>> start Data listing

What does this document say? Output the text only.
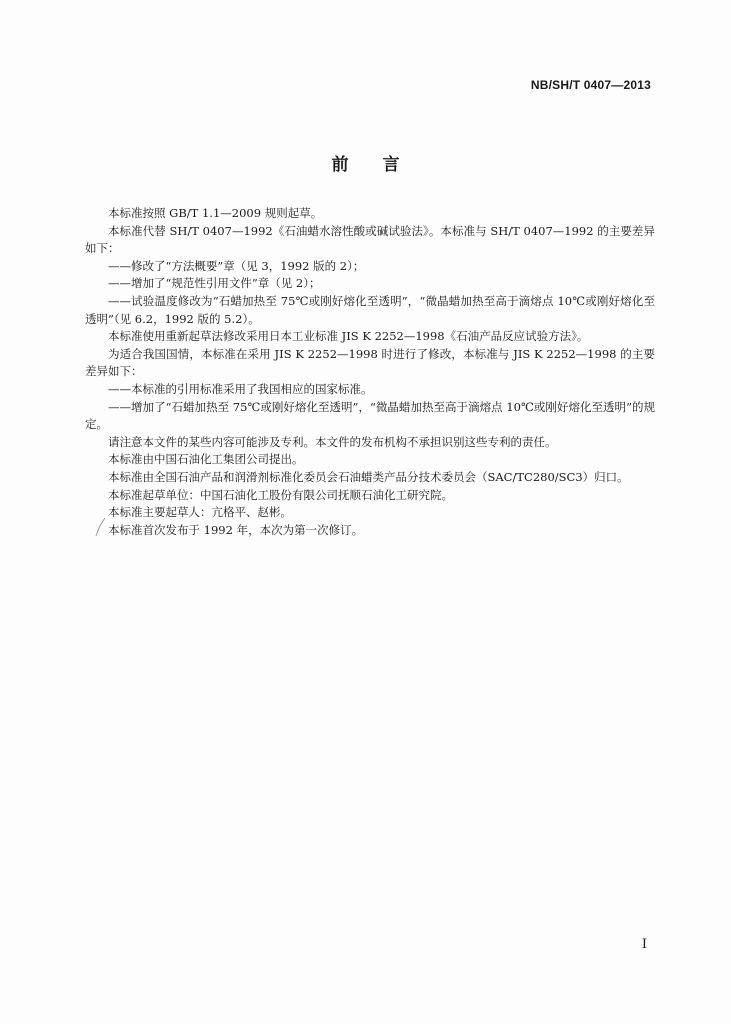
NB/SH/T 0407—2013
前言

本标准按照 GB/T 1.1—2009 规则起草。

本标准代替 SH/T 0407—1992《石油蜡水溶性酸或碱试验法》。本标准与 SH/T 0407—1992 的主要差异如下：

——修改了“方法概要”章（见 3，1992 版的 2）；

——增加了“规范性引用文件”章（见 2）；

——试验温度修改为“石蜡加热至 75℃或刚好熔化至透明”，“微晶蜡加热至高于滴熔点 10℃或刚好熔化至透明”（见 6.2，1992 版的 5.2）。

本标准使用重新起草法修改采用日本工业标准 JIS K 2252—1998《石油产品反应试验方法》。

为适合我国国情，本标准在采用 JIS K 2252—1998 时进行了修改，本标准与 JIS K 2252—1998 的主要差异如下：

——本标准的引用标准采用了我国相应的国家标准。

——增加了“石蜡加热至 75℃或刚好熔化至透明”，“微晶蜡加热至高于滴熔点 10℃或刚好熔化至透明”的规定。

请注意本文件的某些内容可能涉及专利。本文件的发布机构不承担识别这些专利的责任。

本标准由中国石油化工集团公司提出。

本标准由全国石油产品和润滑剂标准化委员会石油蜡类产品分技术委员会（SAC/TC280/SC3）归口。

本标准起草单位：中国石油化工股份有限公司抚顺石油化工研究院。

本标准主要起草人：亢格平、赵彬。

本标准首次发布于 1992 年，本次为第一次修订。

I
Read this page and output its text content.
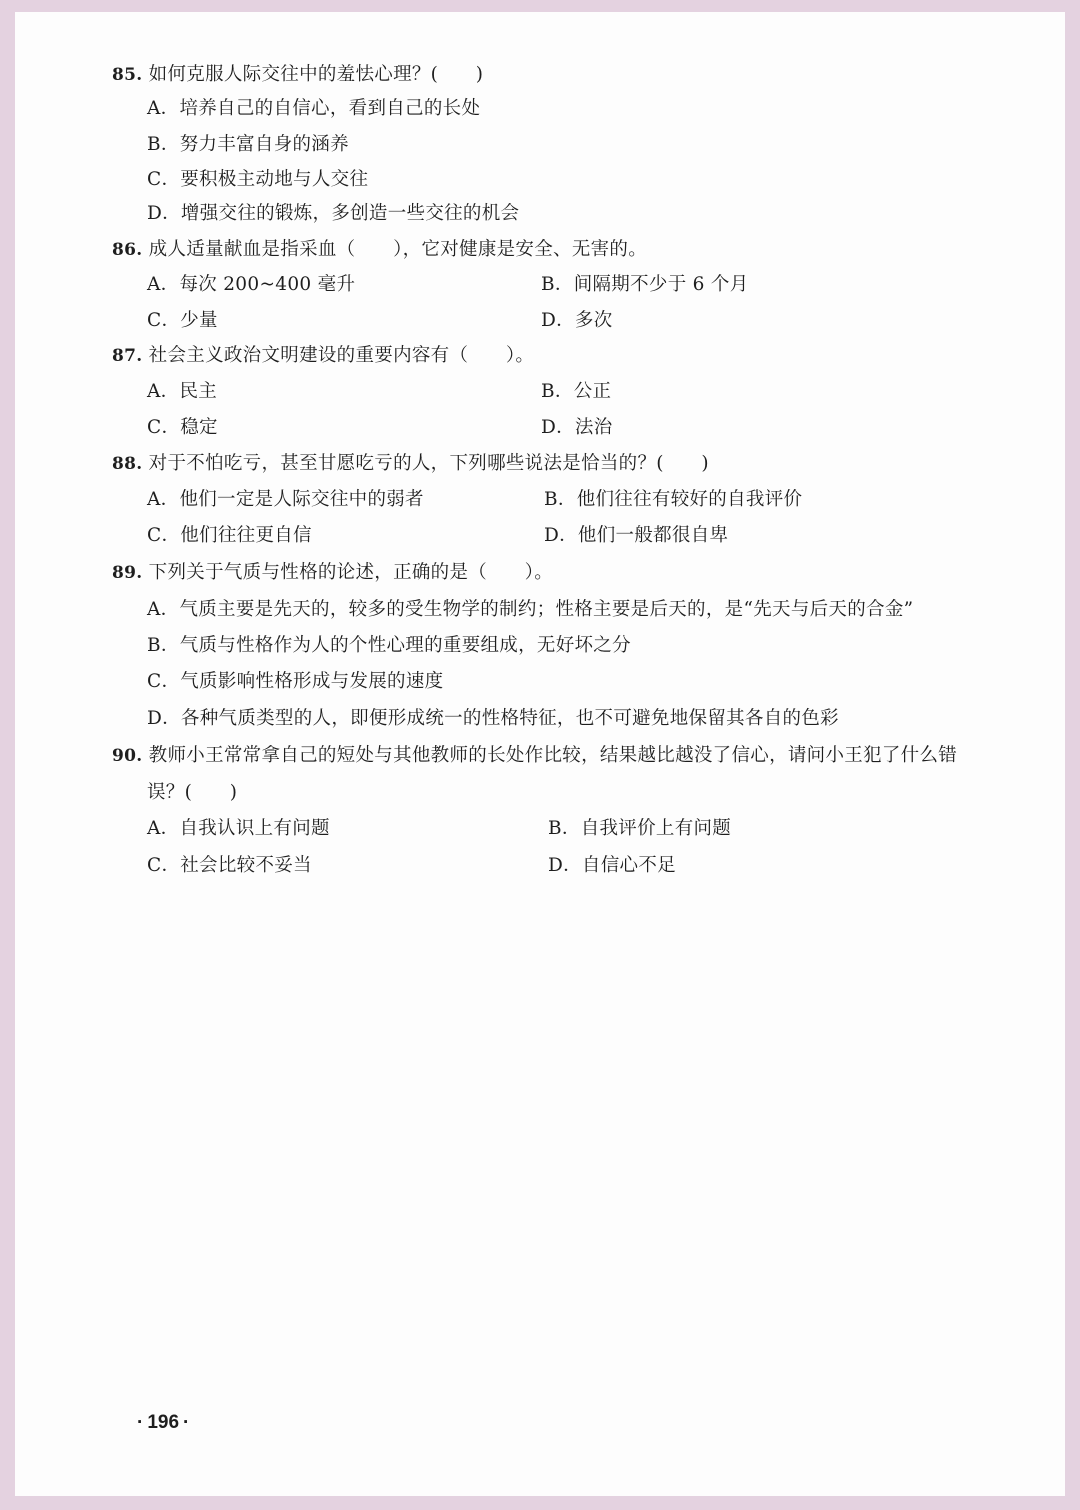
85. 如何克服人际交往中的羞怯心理？(　　)
A．培养自己的自信心，看到自己的长处
B．努力丰富自身的涵养
C．要积极主动地与人交往
D．增强交往的锻炼，多创造一些交往的机会
86. 成人适量献血是指采血（　　），它对健康是安全、无害的。
A．每次 200~400 毫升	B．间隔期不少于 6 个月
C．少量	D．多次
87. 社会主义政治文明建设的重要内容有（　　）。
A．民主	B．公正
C．稳定	D．法治
88. 对于不怕吃亏，甚至甘愿吃亏的人，下列哪些说法是恰当的？(　　)
A．他们一定是人际交往中的弱者	B．他们往往有较好的自我评价
C．他们往往更自信	D．他们一般都很自卑
89. 下列关于气质与性格的论述，正确的是（　　）。
A．气质主要是先天的，较多的受生物学的制约；性格主要是后天的，是“先天与后天的合金”
B．气质与性格作为人的个性心理的重要组成，无好坏之分
C．气质影响性格形成与发展的速度
D．各种气质类型的人，即便形成统一的性格特征，也不可避免地保留其各自的色彩
90. 教师小王常常拿自己的短处与其他教师的长处作比较，结果越比越没了信心，请问小王犯了什么错
误？(　　)
A．自我认识上有问题	B．自我评价上有问题
C．社会比较不妥当	D．自信心不足
· 196 ·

>> end Data listing

Exercise details.
Scan the listing above. Collect all lines with the word "本标准与".

Output of the task.
本标准代替 SH/T 0407—1992《石油蜡水溶性酸或碱试验法》。本标准与 SH/T 0407—1992 的主要差异如下：
为适合我国国情，本标准在采用 JIS K 2252—1998 时进行了修改，本标准与 JIS K 2252—1998 的主要差异如下：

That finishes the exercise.